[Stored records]

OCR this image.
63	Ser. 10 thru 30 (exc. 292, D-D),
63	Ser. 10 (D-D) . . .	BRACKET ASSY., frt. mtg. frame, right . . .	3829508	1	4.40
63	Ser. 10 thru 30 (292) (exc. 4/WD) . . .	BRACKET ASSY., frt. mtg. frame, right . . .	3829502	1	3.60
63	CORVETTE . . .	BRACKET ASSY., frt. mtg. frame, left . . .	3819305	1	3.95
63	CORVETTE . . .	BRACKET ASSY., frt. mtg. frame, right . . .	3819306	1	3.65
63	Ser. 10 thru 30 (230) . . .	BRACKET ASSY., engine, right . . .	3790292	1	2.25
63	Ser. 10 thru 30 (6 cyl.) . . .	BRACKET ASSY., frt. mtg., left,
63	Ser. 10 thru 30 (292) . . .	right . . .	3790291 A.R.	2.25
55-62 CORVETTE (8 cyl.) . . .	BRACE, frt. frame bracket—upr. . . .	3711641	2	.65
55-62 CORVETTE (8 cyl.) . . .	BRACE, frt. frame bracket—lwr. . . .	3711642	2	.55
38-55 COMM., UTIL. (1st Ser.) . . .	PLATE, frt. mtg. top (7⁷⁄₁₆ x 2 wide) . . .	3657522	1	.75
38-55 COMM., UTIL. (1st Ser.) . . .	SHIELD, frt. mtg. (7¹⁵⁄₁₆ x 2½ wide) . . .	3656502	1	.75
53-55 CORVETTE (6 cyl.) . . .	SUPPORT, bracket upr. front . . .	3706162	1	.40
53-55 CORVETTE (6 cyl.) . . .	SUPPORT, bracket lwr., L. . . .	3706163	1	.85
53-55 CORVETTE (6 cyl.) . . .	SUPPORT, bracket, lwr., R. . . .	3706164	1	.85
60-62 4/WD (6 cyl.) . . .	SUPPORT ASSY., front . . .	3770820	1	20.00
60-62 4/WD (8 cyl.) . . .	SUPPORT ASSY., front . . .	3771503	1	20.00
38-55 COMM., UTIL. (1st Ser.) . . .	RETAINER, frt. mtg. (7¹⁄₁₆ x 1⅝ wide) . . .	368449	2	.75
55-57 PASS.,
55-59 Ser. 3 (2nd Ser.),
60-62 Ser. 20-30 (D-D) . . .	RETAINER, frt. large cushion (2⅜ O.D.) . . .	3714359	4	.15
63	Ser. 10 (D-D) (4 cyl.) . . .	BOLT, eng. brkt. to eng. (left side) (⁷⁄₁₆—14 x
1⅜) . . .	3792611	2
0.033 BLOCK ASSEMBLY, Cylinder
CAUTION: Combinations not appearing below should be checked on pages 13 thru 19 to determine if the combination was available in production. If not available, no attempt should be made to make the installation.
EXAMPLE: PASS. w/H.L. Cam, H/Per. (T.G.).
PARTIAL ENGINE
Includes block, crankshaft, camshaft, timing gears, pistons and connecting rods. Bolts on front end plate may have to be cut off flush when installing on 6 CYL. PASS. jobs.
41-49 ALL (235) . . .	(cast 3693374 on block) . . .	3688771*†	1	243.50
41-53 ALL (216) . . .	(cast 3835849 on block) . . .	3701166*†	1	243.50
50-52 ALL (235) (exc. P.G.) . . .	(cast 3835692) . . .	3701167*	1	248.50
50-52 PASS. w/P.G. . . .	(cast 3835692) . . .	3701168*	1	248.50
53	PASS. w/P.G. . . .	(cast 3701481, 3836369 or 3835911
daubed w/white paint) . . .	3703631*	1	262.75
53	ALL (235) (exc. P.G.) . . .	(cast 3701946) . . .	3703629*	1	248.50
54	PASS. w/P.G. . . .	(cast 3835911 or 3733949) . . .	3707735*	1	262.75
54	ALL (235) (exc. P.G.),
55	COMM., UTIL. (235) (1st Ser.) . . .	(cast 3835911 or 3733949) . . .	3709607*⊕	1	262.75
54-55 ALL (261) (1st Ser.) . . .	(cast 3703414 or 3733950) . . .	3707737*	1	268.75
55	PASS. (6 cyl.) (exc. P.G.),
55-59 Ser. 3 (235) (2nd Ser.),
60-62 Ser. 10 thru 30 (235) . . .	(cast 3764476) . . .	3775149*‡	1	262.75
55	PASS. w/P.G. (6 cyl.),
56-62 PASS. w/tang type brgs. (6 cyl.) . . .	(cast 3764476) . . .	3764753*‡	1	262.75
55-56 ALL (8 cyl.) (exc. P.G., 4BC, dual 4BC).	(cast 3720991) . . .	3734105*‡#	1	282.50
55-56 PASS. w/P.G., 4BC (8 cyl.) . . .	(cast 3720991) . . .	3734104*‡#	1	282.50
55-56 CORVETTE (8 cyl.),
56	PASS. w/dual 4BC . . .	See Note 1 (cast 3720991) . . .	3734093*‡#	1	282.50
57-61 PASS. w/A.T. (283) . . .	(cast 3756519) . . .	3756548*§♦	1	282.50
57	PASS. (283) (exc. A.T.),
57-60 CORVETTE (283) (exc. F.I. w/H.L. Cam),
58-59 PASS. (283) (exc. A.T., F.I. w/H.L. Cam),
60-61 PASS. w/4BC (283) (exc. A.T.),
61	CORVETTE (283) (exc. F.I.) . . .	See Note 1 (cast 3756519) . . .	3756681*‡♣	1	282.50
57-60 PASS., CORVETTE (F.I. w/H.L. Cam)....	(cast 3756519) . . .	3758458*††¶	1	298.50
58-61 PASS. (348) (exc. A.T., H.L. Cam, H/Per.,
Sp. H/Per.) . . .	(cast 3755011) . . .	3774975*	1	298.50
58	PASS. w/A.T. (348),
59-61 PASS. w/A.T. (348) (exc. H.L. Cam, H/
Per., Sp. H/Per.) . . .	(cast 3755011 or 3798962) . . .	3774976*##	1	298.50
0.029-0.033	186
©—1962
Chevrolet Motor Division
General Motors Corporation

## Stated task
Write out every entry word for word.

## Answer for the task
OCR this image.
63	Ser. 10 thru 30 (exc. 292, D-D),
63	Ser. 10 (D-D) . . .	BRACKET ASSY., frt. mtg. frame, right . . .	3829508	1	4.40
63	Ser. 10 thru 30 (292) (exc. 4/WD) . . .	BRACKET ASSY., frt. mtg. frame, right . . .	3829502	1	3.60
63	CORVETTE . . .	BRACKET ASSY., frt. mtg. frame, left . . .	3819305	1	3.95
63	CORVETTE . . .	BRACKET ASSY., frt. mtg. frame, right . . .	3819306	1	3.65
63	Ser. 10 thru 30 (230) . . .	BRACKET ASSY., engine, right . . .	3790292	1	2.25
63	Ser. 10 thru 30 (6 cyl.) . . .	BRACKET ASSY., frt. mtg., left,
63	Ser. 10 thru 30 (292) . . .	right . . .	3790291 A.R.	2.25
55-62 CORVETTE (8 cyl.) . . .	BRACE, frt. frame bracket—upr. . . .	3711641	2	.65
55-62 CORVETTE (8 cyl.) . . .	BRACE, frt. frame bracket—lwr. . . .	3711642	2	.55
38-55 COMM., UTIL. (1st Ser.) . . .	PLATE, frt. mtg. top (7⁷⁄₁₆ x 2 wide) . . .	3657522	1	.75
38-55 COMM., UTIL. (1st Ser.) . . .	SHIELD, frt. mtg. (7¹⁵⁄₁₆ x 2½ wide) . . .	3656502	1	.75
53-55 CORVETTE (6 cyl.) . . .	SUPPORT, bracket upr. front . . .	3706162	1	.40
53-55 CORVETTE (6 cyl.) . . .	SUPPORT, bracket lwr., L. . . .	3706163	1	.85
53-55 CORVETTE (6 cyl.) . . .	SUPPORT, bracket, lwr., R. . . .	3706164	1	.85
60-62 4/WD (6 cyl.) . . .	SUPPORT ASSY., front . . .	3770820	1	20.00
60-62 4/WD (8 cyl.) . . .	SUPPORT ASSY., front . . .	3771503	1	20.00
38-55 COMM., UTIL. (1st Ser.) . . .	RETAINER, frt. mtg. (7¹⁄₁₆ x 1⅝ wide) . . .	368449	2	.75
55-57 PASS.,
55-59 Ser. 3 (2nd Ser.),
60-62 Ser. 20-30 (D-D) . . .	RETAINER, frt. large cushion (2⅜ O.D.) . . .	3714359	4	.15
63	Ser. 10 (D-D) (4 cyl.) . . .	BOLT, eng. brkt. to eng. (left side) (⁷⁄₁₆—14 x
1⅜) . . .	3792611	2
0.033 BLOCK ASSEMBLY, Cylinder
CAUTION: Combinations not appearing below should be checked on pages 13 thru 19 to determine if the combination was available in production. If not available, no attempt should be made to make the installation.
EXAMPLE: PASS. w/H.L. Cam, H/Per. (T.G.).
PARTIAL ENGINE
Includes block, crankshaft, camshaft, timing gears, pistons and connecting rods. Bolts on front end plate may have to be cut off flush when installing on 6 CYL. PASS. jobs.
41-49 ALL (235) . . .	(cast 3693374 on block) . . .	3688771*†	1	243.50
41-53 ALL (216) . . .	(cast 3835849 on block) . . .	3701166*†	1	243.50
50-52 ALL (235) (exc. P.G.) . . .	(cast 3835692) . . .	3701167*	1	248.50
50-52 PASS. w/P.G. . . .	(cast 3835692) . . .	3701168*	1	248.50
53	PASS. w/P.G. . . .	(cast 3701481, 3836369 or 3835911
daubed w/white paint) . . .	3703631*	1	262.75
53	ALL (235) (exc. P.G.) . . .	(cast 3701946) . . .	3703629*	1	248.50
54	PASS. w/P.G. . . .	(cast 3835911 or 3733949) . . .	3707735*	1	262.75
54	ALL (235) (exc. P.G.),
55	COMM., UTIL. (235) (1st Ser.) . . .	(cast 3835911 or 3733949) . . .	3709607*⊕	1	262.75
54-55 ALL (261) (1st Ser.) . . .	(cast 3703414 or 3733950) . . .	3707737*	1	268.75
55	PASS. (6 cyl.) (exc. P.G.),
55-59 Ser. 3 (235) (2nd Ser.),
60-62 Ser. 10 thru 30 (235) . . .	(cast 3764476) . . .	3775149*‡	1	262.75
55	PASS. w/P.G. (6 cyl.),
56-62 PASS. w/tang type brgs. (6 cyl.) . . .	(cast 3764476) . . .	3764753*‡	1	262.75
55-56 ALL (8 cyl.) (exc. P.G., 4BC, dual 4BC).	(cast 3720991) . . .	3734105*‡#	1	282.50
55-56 PASS. w/P.G., 4BC (8 cyl.) . . .	(cast 3720991) . . .	3734104*‡#	1	282.50
55-56 CORVETTE (8 cyl.),
56	PASS. w/dual 4BC . . .	See Note 1 (cast 3720991) . . .	3734093*‡#	1	282.50
57-61 PASS. w/A.T. (283) . . .	(cast 3756519) . . .	3756548*§♦	1	282.50
57	PASS. (283) (exc. A.T.),
57-60 CORVETTE (283) (exc. F.I. w/H.L. Cam),
58-59 PASS. (283) (exc. A.T., F.I. w/H.L. Cam),
60-61 PASS. w/4BC (283) (exc. A.T.),
61	CORVETTE (283) (exc. F.I.) . . .	See Note 1 (cast 3756519) . . .	3756681*‡♣	1	282.50
57-60 PASS., CORVETTE (F.I. w/H.L. Cam)....	(cast 3756519) . . .	3758458*††¶	1	298.50
58-61 PASS. (348) (exc. A.T., H.L. Cam, H/Per.,
Sp. H/Per.) . . .	(cast 3755011) . . .	3774975*	1	298.50
58	PASS. w/A.T. (348),
59-61 PASS. w/A.T. (348) (exc. H.L. Cam, H/
Per., Sp. H/Per.) . . .	(cast 3755011 or 3798962) . . .	3774976*##	1	298.50
0.029-0.033	186
©—1962
Chevrolet Motor Division
General Motors Corporation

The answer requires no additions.